+++ Recorded information

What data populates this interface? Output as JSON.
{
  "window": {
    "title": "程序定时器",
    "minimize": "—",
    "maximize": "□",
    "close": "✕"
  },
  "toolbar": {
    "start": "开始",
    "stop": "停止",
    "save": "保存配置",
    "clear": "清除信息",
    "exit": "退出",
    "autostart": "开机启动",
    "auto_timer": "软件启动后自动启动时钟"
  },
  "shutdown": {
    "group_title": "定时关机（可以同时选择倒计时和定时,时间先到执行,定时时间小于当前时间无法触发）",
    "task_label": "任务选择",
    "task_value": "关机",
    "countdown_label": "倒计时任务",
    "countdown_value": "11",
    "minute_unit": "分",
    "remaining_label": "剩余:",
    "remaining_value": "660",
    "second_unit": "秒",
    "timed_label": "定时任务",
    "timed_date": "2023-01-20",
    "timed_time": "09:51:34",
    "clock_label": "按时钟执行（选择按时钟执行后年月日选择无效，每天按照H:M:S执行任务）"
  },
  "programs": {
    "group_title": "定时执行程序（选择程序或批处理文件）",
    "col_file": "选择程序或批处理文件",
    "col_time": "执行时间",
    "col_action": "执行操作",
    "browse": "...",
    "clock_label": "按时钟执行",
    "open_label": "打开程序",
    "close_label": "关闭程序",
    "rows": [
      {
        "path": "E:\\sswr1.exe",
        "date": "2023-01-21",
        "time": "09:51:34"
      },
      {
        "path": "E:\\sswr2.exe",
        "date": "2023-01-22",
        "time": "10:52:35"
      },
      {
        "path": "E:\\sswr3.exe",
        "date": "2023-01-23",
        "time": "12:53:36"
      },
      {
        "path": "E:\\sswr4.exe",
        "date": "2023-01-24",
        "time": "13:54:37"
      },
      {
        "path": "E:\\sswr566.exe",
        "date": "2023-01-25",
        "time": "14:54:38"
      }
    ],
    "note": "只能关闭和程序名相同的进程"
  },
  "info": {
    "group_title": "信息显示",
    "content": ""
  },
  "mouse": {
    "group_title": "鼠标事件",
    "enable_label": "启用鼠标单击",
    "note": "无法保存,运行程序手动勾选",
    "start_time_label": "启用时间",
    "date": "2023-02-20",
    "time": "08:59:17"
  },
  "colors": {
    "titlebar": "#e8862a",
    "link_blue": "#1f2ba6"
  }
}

++++++

Task details: Report the number of lines of the listing above that hold the string "path", with no other text.

Reply to the task: 5